The problem: Copy out each line containing "comments" from the entries below.

══ Record extracts ══

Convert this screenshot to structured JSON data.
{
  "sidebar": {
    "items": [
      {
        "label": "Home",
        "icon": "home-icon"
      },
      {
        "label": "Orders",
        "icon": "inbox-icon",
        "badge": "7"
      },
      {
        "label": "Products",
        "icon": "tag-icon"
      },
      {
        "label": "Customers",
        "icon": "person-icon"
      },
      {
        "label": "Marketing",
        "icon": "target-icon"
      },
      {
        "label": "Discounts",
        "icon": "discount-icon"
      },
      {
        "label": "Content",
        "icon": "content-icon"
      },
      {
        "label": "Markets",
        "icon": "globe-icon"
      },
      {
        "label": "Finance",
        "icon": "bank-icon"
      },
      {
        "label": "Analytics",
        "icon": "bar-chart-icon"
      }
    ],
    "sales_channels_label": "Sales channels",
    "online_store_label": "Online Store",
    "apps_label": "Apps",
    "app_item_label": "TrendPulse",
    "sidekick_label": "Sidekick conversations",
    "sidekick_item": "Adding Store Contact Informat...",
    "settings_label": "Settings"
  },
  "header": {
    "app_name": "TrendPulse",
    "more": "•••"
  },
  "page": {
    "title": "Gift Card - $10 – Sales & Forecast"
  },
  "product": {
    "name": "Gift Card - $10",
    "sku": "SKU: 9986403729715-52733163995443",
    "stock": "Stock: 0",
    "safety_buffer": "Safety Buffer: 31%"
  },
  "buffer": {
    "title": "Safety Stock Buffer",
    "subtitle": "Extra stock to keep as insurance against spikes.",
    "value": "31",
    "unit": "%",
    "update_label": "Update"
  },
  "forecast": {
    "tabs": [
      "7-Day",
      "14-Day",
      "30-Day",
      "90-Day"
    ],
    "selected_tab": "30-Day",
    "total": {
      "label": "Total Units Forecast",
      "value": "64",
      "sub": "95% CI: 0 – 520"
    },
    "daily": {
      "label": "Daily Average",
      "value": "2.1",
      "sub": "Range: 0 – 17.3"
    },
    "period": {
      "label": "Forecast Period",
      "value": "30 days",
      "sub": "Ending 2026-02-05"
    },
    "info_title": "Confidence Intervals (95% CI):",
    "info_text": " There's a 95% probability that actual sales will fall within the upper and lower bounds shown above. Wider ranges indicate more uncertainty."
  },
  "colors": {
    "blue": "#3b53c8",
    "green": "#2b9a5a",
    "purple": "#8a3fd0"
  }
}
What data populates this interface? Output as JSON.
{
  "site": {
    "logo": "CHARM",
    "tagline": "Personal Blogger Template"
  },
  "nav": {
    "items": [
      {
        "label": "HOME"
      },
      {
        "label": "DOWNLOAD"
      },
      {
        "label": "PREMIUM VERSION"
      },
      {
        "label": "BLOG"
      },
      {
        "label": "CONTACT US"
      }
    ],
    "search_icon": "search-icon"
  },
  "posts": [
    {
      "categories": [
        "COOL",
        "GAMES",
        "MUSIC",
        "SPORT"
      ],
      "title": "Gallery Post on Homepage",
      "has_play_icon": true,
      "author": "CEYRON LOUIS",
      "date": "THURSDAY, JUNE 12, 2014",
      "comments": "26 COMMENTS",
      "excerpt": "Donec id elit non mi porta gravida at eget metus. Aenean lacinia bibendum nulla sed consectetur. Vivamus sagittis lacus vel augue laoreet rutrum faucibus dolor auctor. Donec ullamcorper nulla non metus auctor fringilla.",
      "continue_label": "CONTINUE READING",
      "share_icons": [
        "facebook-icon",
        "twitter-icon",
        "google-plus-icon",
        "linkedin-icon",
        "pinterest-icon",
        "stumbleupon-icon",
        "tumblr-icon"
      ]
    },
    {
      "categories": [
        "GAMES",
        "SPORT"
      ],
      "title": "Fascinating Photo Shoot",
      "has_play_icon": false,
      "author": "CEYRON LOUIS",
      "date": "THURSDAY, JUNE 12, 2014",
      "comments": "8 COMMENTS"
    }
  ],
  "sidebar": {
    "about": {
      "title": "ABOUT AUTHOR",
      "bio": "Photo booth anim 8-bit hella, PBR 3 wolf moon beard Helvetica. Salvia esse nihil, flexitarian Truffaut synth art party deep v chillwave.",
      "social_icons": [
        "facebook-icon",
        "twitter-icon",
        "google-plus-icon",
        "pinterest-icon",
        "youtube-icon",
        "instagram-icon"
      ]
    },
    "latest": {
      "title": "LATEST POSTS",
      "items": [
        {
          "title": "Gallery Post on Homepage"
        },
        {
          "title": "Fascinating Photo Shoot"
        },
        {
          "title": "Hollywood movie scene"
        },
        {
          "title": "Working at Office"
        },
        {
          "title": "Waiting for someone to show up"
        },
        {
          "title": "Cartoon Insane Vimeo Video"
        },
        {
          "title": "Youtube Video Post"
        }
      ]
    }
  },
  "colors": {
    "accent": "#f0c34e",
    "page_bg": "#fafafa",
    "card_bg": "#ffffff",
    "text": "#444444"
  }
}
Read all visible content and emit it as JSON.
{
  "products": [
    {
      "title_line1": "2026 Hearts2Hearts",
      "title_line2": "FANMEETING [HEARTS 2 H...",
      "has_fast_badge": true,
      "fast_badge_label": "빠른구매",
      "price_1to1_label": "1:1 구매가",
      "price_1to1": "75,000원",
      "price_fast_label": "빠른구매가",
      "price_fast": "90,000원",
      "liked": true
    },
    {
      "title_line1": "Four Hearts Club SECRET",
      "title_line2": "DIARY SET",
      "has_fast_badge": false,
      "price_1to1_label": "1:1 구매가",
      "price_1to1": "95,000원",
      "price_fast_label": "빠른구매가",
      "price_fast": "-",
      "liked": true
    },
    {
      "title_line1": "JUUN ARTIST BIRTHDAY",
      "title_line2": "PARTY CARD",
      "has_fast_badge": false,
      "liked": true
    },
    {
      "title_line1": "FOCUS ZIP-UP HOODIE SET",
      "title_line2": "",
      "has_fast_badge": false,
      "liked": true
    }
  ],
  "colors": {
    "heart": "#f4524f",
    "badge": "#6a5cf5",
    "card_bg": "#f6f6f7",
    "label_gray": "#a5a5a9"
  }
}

═══

Exercise answer:
      "comments": "26 COMMENTS",
      "comments": "8 COMMENTS"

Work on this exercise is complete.